Data entries:
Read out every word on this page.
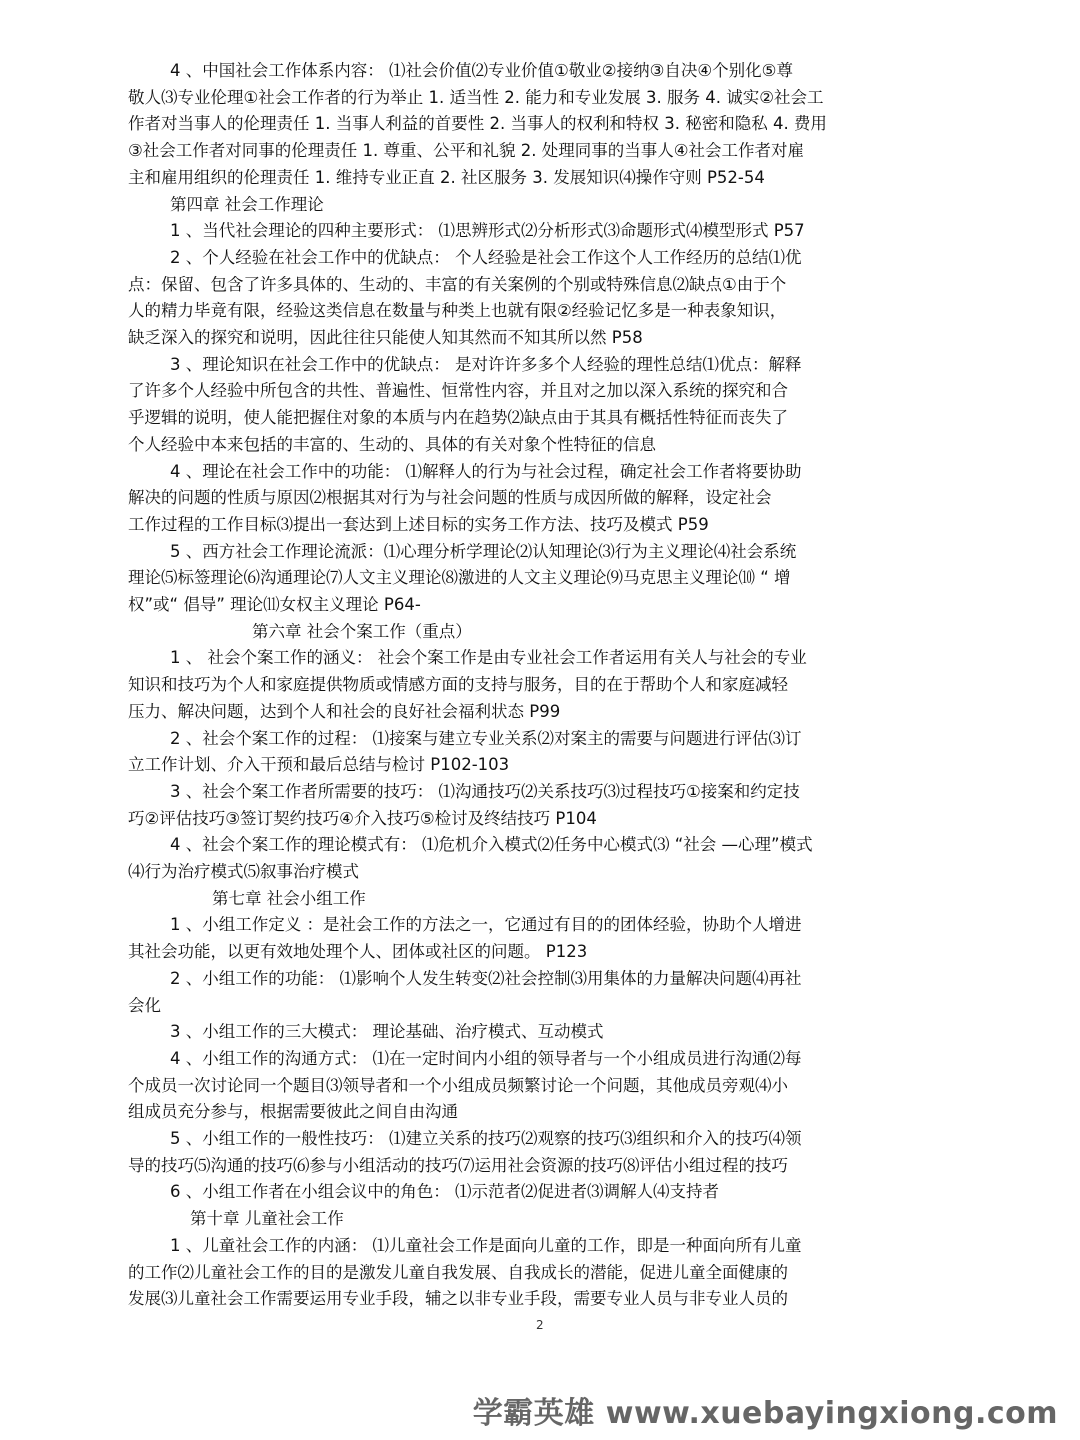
4 、中国社会工作体系内容： ⑴社会价值⑵专业价值①敬业②接纳③自决④个别化⑤尊
敬人⑶专业伦理①社会工作者的行为举止 1. 适当性 2. 能力和专业发展 3. 服务 4. 诚实②社会工
作者对当事人的伦理责任 1. 当事人利益的首要性 2. 当事人的权利和特权 3. 秘密和隐私 4. 费用
③社会工作者对同事的伦理责任 1. 尊重、公平和礼貌 2. 处理同事的当事人④社会工作者对雇
主和雇用组织的伦理责任 1. 维持专业正直 2. 社区服务 3. 发展知识⑷操作守则 P52-54
第四章 社会工作理论
1 、当代社会理论的四种主要形式： ⑴思辨形式⑵分析形式⑶命题形式⑷模型形式 P57
2 、个人经验在社会工作中的优缺点： 个人经验是社会工作这个人工作经历的总结⑴优
点：保留、包含了许多具体的、生动的、丰富的有关案例的个别或特殊信息⑵缺点①由于个
人的精力毕竟有限，经验这类信息在数量与种类上也就有限②经验记忆多是一种表象知识，
缺乏深入的探究和说明，因此往往只能使人知其然而不知其所以然 P58
3 、理论知识在社会工作中的优缺点： 是对许许多多个人经验的理性总结⑴优点：解释
了许多个人经验中所包含的共性、普遍性、恒常性内容，并且对之加以深入系统的探究和合
乎逻辑的说明，使人能把握住对象的本质与内在趋势⑵缺点由于其具有概括性特征而丧失了
个人经验中本来包括的丰富的、生动的、具体的有关对象个性特征的信息
4 、理论在社会工作中的功能： ⑴解释人的行为与社会过程，确定社会工作者将要协助
解决的问题的性质与原因⑵根据其对行为与社会问题的性质与成因所做的解释，设定社会
工作过程的工作目标⑶提出一套达到上述目标的实务工作方法、技巧及模式 P59
5 、西方社会工作理论流派：⑴心理分析学理论⑵认知理论⑶行为主义理论⑷社会系统
理论⑸标签理论⑹沟通理论⑺人文主义理论⑻激进的人文主义理论⑼马克思主义理论⑽ “ 增
权”或“ 倡导” 理论⑾女权主义理论 P64-
第六章 社会个案工作（重点）
1 、 社会个案工作的涵义： 社会个案工作是由专业社会工作者运用有关人与社会的专业
知识和技巧为个人和家庭提供物质或情感方面的支持与服务，目的在于帮助个人和家庭减轻
压力、解决问题，达到个人和社会的良好社会福利状态 P99
2 、社会个案工作的过程： ⑴接案与建立专业关系⑵对案主的需要与问题进行评估⑶订
立工作计划、介入干预和最后总结与检讨 P102-103
3 、社会个案工作者所需要的技巧： ⑴沟通技巧⑵关系技巧⑶过程技巧①接案和约定技
巧②评估技巧③签订契约技巧④介入技巧⑤检讨及终结技巧 P104
4 、社会个案工作的理论模式有： ⑴危机介入模式⑵任务中心模式⑶ “社会 —心理”模式
⑷行为治疗模式⑸叙事治疗模式
第七章 社会小组工作
1 、小组工作定义 ：是社会工作的方法之一，它通过有目的的团体经验，协助个人增进
其社会功能，以更有效地处理个人、团体或社区的问题。 P123
2 、小组工作的功能： ⑴影响个人发生转变⑵社会控制⑶用集体的力量解决问题⑷再社
会化
3 、小组工作的三大模式： 理论基础、治疗模式、互动模式
4 、小组工作的沟通方式： ⑴在一定时间内小组的领导者与一个小组成员进行沟通⑵每
个成员一次讨论同一个题目⑶领导者和一个小组成员频繁讨论一个问题，其他成员旁观⑷小
组成员充分参与，根据需要彼此之间自由沟通
5 、小组工作的一般性技巧： ⑴建立关系的技巧⑵观察的技巧⑶组织和介入的技巧⑷领
导的技巧⑸沟通的技巧⑹参与小组活动的技巧⑺运用社会资源的技巧⑻评估小组过程的技巧
6 、小组工作者在小组会议中的角色： ⑴示范者⑵促进者⑶调解人⑷支持者
第十章 儿童社会工作
1 、儿童社会工作的内涵： ⑴儿童社会工作是面向儿童的工作，即是一种面向所有儿童
的工作⑵儿童社会工作的目的是激发儿童自我发展、自我成长的潜能，促进儿童全面健康的
发展⑶儿童社会工作需要运用专业手段，辅之以非专业手段，需要专业人员与非专业人员的
2
学霸英雄 www.xuebayingxiong.com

■ TASK INSTRUCTIONS
Transcribe all of the material exactly, leaving out whatever pictures it contains.

■ SOLVED PROBLEM
Read out every word on this page.
4 、中国社会工作体系内容： ⑴社会价值⑵专业价值①敬业②接纳③自决④个别化⑤尊
敬人⑶专业伦理①社会工作者的行为举止 1. 适当性 2. 能力和专业发展 3. 服务 4. 诚实②社会工
作者对当事人的伦理责任 1. 当事人利益的首要性 2. 当事人的权利和特权 3. 秘密和隐私 4. 费用
③社会工作者对同事的伦理责任 1. 尊重、公平和礼貌 2. 处理同事的当事人④社会工作者对雇
主和雇用组织的伦理责任 1. 维持专业正直 2. 社区服务 3. 发展知识⑷操作守则 P52-54
第四章 社会工作理论
1 、当代社会理论的四种主要形式： ⑴思辨形式⑵分析形式⑶命题形式⑷模型形式 P57
2 、个人经验在社会工作中的优缺点： 个人经验是社会工作这个人工作经历的总结⑴优
点：保留、包含了许多具体的、生动的、丰富的有关案例的个别或特殊信息⑵缺点①由于个
人的精力毕竟有限，经验这类信息在数量与种类上也就有限②经验记忆多是一种表象知识，
缺乏深入的探究和说明，因此往往只能使人知其然而不知其所以然 P58
3 、理论知识在社会工作中的优缺点： 是对许许多多个人经验的理性总结⑴优点：解释
了许多个人经验中所包含的共性、普遍性、恒常性内容，并且对之加以深入系统的探究和合
乎逻辑的说明，使人能把握住对象的本质与内在趋势⑵缺点由于其具有概括性特征而丧失了
个人经验中本来包括的丰富的、生动的、具体的有关对象个性特征的信息
4 、理论在社会工作中的功能： ⑴解释人的行为与社会过程，确定社会工作者将要协助
解决的问题的性质与原因⑵根据其对行为与社会问题的性质与成因所做的解释，设定社会
工作过程的工作目标⑶提出一套达到上述目标的实务工作方法、技巧及模式 P59
5 、西方社会工作理论流派：⑴心理分析学理论⑵认知理论⑶行为主义理论⑷社会系统
理论⑸标签理论⑹沟通理论⑺人文主义理论⑻激进的人文主义理论⑼马克思主义理论⑽ “ 增
权”或“ 倡导” 理论⑾女权主义理论 P64-
第六章 社会个案工作（重点）
1 、 社会个案工作的涵义： 社会个案工作是由专业社会工作者运用有关人与社会的专业
知识和技巧为个人和家庭提供物质或情感方面的支持与服务，目的在于帮助个人和家庭减轻
压力、解决问题，达到个人和社会的良好社会福利状态 P99
2 、社会个案工作的过程： ⑴接案与建立专业关系⑵对案主的需要与问题进行评估⑶订
立工作计划、介入干预和最后总结与检讨 P102-103
3 、社会个案工作者所需要的技巧： ⑴沟通技巧⑵关系技巧⑶过程技巧①接案和约定技
巧②评估技巧③签订契约技巧④介入技巧⑤检讨及终结技巧 P104
4 、社会个案工作的理论模式有： ⑴危机介入模式⑵任务中心模式⑶ “社会 —心理”模式
⑷行为治疗模式⑸叙事治疗模式
第七章 社会小组工作
1 、小组工作定义 ：是社会工作的方法之一，它通过有目的的团体经验，协助个人增进
其社会功能，以更有效地处理个人、团体或社区的问题。 P123
2 、小组工作的功能： ⑴影响个人发生转变⑵社会控制⑶用集体的力量解决问题⑷再社
会化
3 、小组工作的三大模式： 理论基础、治疗模式、互动模式
4 、小组工作的沟通方式： ⑴在一定时间内小组的领导者与一个小组成员进行沟通⑵每
个成员一次讨论同一个题目⑶领导者和一个小组成员频繁讨论一个问题，其他成员旁观⑷小
组成员充分参与，根据需要彼此之间自由沟通
5 、小组工作的一般性技巧： ⑴建立关系的技巧⑵观察的技巧⑶组织和介入的技巧⑷领
导的技巧⑸沟通的技巧⑹参与小组活动的技巧⑺运用社会资源的技巧⑻评估小组过程的技巧
6 、小组工作者在小组会议中的角色： ⑴示范者⑵促进者⑶调解人⑷支持者
第十章 儿童社会工作
1 、儿童社会工作的内涵： ⑴儿童社会工作是面向儿童的工作，即是一种面向所有儿童
的工作⑵儿童社会工作的目的是激发儿童自我发展、自我成长的潜能，促进儿童全面健康的
发展⑶儿童社会工作需要运用专业手段，辅之以非专业手段，需要专业人员与非专业人员的
2
学霸英雄 www.xuebayingxiong.com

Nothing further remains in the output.